- [SUPPLIED MATERIAL]:
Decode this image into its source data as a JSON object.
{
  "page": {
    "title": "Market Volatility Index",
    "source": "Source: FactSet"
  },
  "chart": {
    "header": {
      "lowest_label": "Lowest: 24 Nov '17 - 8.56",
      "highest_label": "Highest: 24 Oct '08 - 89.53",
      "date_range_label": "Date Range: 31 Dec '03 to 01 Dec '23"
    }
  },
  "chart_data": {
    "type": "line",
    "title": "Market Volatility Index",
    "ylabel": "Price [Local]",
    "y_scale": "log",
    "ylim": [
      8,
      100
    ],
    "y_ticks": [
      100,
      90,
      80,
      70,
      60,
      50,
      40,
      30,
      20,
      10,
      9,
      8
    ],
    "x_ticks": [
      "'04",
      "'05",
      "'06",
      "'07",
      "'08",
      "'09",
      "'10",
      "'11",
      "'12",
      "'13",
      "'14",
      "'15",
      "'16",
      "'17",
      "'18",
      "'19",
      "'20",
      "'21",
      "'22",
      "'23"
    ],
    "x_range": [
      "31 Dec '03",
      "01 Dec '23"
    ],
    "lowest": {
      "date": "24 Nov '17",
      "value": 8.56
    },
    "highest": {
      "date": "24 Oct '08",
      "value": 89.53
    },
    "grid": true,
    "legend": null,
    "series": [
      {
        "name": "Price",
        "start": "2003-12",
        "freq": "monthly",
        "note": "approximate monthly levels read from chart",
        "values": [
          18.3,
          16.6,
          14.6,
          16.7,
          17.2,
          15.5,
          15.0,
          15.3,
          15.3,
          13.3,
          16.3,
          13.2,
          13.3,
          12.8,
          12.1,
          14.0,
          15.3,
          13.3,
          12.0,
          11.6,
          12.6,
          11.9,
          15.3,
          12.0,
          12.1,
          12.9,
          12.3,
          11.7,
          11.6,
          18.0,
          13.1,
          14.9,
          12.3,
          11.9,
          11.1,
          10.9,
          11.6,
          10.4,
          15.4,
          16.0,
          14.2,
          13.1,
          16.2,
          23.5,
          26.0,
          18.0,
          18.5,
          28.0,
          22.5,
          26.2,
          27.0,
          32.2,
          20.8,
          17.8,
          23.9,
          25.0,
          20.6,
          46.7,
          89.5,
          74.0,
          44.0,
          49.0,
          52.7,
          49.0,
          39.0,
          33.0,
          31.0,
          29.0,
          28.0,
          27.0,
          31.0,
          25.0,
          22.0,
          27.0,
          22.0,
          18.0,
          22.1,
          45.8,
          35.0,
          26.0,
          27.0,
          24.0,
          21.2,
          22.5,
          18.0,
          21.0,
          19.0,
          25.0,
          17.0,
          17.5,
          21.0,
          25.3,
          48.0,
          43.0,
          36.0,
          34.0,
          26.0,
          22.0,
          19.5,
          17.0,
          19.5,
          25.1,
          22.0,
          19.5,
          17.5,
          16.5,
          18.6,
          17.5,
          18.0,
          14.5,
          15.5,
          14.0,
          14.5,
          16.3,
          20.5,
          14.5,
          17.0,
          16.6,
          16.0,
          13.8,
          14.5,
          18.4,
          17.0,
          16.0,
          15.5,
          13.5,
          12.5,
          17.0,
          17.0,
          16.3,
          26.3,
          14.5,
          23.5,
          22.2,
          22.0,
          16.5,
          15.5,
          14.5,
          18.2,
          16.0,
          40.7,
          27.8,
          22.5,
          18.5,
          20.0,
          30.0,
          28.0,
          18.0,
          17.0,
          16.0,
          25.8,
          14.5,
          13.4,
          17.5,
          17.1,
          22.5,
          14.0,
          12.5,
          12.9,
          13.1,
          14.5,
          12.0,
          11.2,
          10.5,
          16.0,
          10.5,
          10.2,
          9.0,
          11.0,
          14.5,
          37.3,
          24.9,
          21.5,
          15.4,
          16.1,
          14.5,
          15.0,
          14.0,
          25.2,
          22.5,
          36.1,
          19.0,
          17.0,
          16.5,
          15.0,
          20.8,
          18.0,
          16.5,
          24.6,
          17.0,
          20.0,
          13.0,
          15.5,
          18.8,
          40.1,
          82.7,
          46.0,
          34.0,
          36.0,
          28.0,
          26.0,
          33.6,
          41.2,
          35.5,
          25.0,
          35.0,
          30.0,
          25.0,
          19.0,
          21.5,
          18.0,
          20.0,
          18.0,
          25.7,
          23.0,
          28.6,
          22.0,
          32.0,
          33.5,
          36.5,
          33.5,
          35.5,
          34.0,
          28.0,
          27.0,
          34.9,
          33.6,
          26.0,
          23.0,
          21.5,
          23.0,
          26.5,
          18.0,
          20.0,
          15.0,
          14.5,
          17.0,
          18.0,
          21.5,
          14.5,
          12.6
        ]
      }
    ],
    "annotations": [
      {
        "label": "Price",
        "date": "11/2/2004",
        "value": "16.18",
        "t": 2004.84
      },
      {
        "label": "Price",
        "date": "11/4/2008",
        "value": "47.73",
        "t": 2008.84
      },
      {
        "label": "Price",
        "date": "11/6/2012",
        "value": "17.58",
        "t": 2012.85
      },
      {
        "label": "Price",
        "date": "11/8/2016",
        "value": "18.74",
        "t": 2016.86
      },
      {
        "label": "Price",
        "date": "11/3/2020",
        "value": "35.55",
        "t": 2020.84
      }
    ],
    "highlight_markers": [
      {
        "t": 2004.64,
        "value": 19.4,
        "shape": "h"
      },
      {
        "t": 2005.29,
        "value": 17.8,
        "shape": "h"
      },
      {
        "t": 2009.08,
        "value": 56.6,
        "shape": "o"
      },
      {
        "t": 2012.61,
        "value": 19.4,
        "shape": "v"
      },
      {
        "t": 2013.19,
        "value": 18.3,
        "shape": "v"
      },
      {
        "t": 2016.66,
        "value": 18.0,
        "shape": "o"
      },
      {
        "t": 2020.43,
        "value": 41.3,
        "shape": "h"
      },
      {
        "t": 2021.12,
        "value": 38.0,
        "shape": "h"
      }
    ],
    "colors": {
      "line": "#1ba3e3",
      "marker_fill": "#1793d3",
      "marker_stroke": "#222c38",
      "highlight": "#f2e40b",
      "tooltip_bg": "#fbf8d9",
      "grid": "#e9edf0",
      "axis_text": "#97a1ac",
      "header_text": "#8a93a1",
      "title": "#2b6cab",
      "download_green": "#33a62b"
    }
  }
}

- [EXERCISE]: Make an exact copy of the data above.

- [RESPONSE BELOW]:
Decode this image into its source data as a JSON object.
{
  "page": {
    "title": "Market Volatility Index",
    "source": "Source: FactSet"
  },
  "chart": {
    "header": {
      "lowest_label": "Lowest: 24 Nov '17 - 8.56",
      "highest_label": "Highest: 24 Oct '08 - 89.53",
      "date_range_label": "Date Range: 31 Dec '03 to 01 Dec '23"
    }
  },
  "chart_data": {
    "type": "line",
    "title": "Market Volatility Index",
    "ylabel": "Price [Local]",
    "y_scale": "log",
    "ylim": [
      8,
      100
    ],
    "y_ticks": [
      100,
      90,
      80,
      70,
      60,
      50,
      40,
      30,
      20,
      10,
      9,
      8
    ],
    "x_ticks": [
      "'04",
      "'05",
      "'06",
      "'07",
      "'08",
      "'09",
      "'10",
      "'11",
      "'12",
      "'13",
      "'14",
      "'15",
      "'16",
      "'17",
      "'18",
      "'19",
      "'20",
      "'21",
      "'22",
      "'23"
    ],
    "x_range": [
      "31 Dec '03",
      "01 Dec '23"
    ],
    "lowest": {
      "date": "24 Nov '17",
      "value": 8.56
    },
    "highest": {
      "date": "24 Oct '08",
      "value": 89.53
    },
    "grid": true,
    "legend": null,
    "series": [
      {
        "name": "Price",
        "start": "2003-12",
        "freq": "monthly",
        "note": "approximate monthly levels read from chart",
        "values": [
          18.3,
          16.6,
          14.6,
          16.7,
          17.2,
          15.5,
          15.0,
          15.3,
          15.3,
          13.3,
          16.3,
          13.2,
          13.3,
          12.8,
          12.1,
          14.0,
          15.3,
          13.3,
          12.0,
          11.6,
          12.6,
          11.9,
          15.3,
          12.0,
          12.1,
          12.9,
          12.3,
          11.7,
          11.6,
          18.0,
          13.1,
          14.9,
          12.3,
          11.9,
          11.1,
          10.9,
          11.6,
          10.4,
          15.4,
          16.0,
          14.2,
          13.1,
          16.2,
          23.5,
          26.0,
          18.0,
          18.5,
          28.0,
          22.5,
          26.2,
          27.0,
          32.2,
          20.8,
          17.8,
          23.9,
          25.0,
          20.6,
          46.7,
          89.5,
          74.0,
          44.0,
          49.0,
          52.7,
          49.0,
          39.0,
          33.0,
          31.0,
          29.0,
          28.0,
          27.0,
          31.0,
          25.0,
          22.0,
          27.0,
          22.0,
          18.0,
          22.1,
          45.8,
          35.0,
          26.0,
          27.0,
          24.0,
          21.2,
          22.5,
          18.0,
          21.0,
          19.0,
          25.0,
          17.0,
          17.5,
          21.0,
          25.3,
          48.0,
          43.0,
          36.0,
          34.0,
          26.0,
          22.0,
          19.5,
          17.0,
          19.5,
          25.1,
          22.0,
          19.5,
          17.5,
          16.5,
          18.6,
          17.5,
          18.0,
          14.5,
          15.5,
          14.0,
          14.5,
          16.3,
          20.5,
          14.5,
          17.0,
          16.6,
          16.0,
          13.8,
          14.5,
          18.4,
          17.0,
          16.0,
          15.5,
          13.5,
          12.5,
          17.0,
          17.0,
          16.3,
          26.3,
          14.5,
          23.5,
          22.2,
          22.0,
          16.5,
          15.5,
          14.5,
          18.2,
          16.0,
          40.7,
          27.8,
          22.5,
          18.5,
          20.0,
          30.0,
          28.0,
          18.0,
          17.0,
          16.0,
          25.8,
          14.5,
          13.4,
          17.5,
          17.1,
          22.5,
          14.0,
          12.5,
          12.9,
          13.1,
          14.5,
          12.0,
          11.2,
          10.5,
          16.0,
          10.5,
          10.2,
          9.0,
          11.0,
          14.5,
          37.3,
          24.9,
          21.5,
          15.4,
          16.1,
          14.5,
          15.0,
          14.0,
          25.2,
          22.5,
          36.1,
          19.0,
          17.0,
          16.5,
          15.0,
          20.8,
          18.0,
          16.5,
          24.6,
          17.0,
          20.0,
          13.0,
          15.5,
          18.8,
          40.1,
          82.7,
          46.0,
          34.0,
          36.0,
          28.0,
          26.0,
          33.6,
          41.2,
          35.5,
          25.0,
          35.0,
          30.0,
          25.0,
          19.0,
          21.5,
          18.0,
          20.0,
          18.0,
          25.7,
          23.0,
          28.6,
          22.0,
          32.0,
          33.5,
          36.5,
          33.5,
          35.5,
          34.0,
          28.0,
          27.0,
          34.9,
          33.6,
          26.0,
          23.0,
          21.5,
          23.0,
          26.5,
          18.0,
          20.0,
          15.0,
          14.5,
          17.0,
          18.0,
          21.5,
          14.5,
          12.6
        ]
      }
    ],
    "annotations": [
      {
        "label": "Price",
        "date": "11/2/2004",
        "value": "16.18",
        "t": 2004.84
      },
      {
        "label": "Price",
        "date": "11/4/2008",
        "value": "47.73",
        "t": 2008.84
      },
      {
        "label": "Price",
        "date": "11/6/2012",
        "value": "17.58",
        "t": 2012.85
      },
      {
        "label": "Price",
        "date": "11/8/2016",
        "value": "18.74",
        "t": 2016.86
      },
      {
        "label": "Price",
        "date": "11/3/2020",
        "value": "35.55",
        "t": 2020.84
      }
    ],
    "highlight_markers": [
      {
        "t": 2004.64,
        "value": 19.4,
        "shape": "h"
      },
      {
        "t": 2005.29,
        "value": 17.8,
        "shape": "h"
      },
      {
        "t": 2009.08,
        "value": 56.6,
        "shape": "o"
      },
      {
        "t": 2012.61,
        "value": 19.4,
        "shape": "v"
      },
      {
        "t": 2013.19,
        "value": 18.3,
        "shape": "v"
      },
      {
        "t": 2016.66,
        "value": 18.0,
        "shape": "o"
      },
      {
        "t": 2020.43,
        "value": 41.3,
        "shape": "h"
      },
      {
        "t": 2021.12,
        "value": 38.0,
        "shape": "h"
      }
    ],
    "colors": {
      "line": "#1ba3e3",
      "marker_fill": "#1793d3",
      "marker_stroke": "#222c38",
      "highlight": "#f2e40b",
      "tooltip_bg": "#fbf8d9",
      "grid": "#e9edf0",
      "axis_text": "#97a1ac",
      "header_text": "#8a93a1",
      "title": "#2b6cab",
      "download_green": "#33a62b"
    }
  }
}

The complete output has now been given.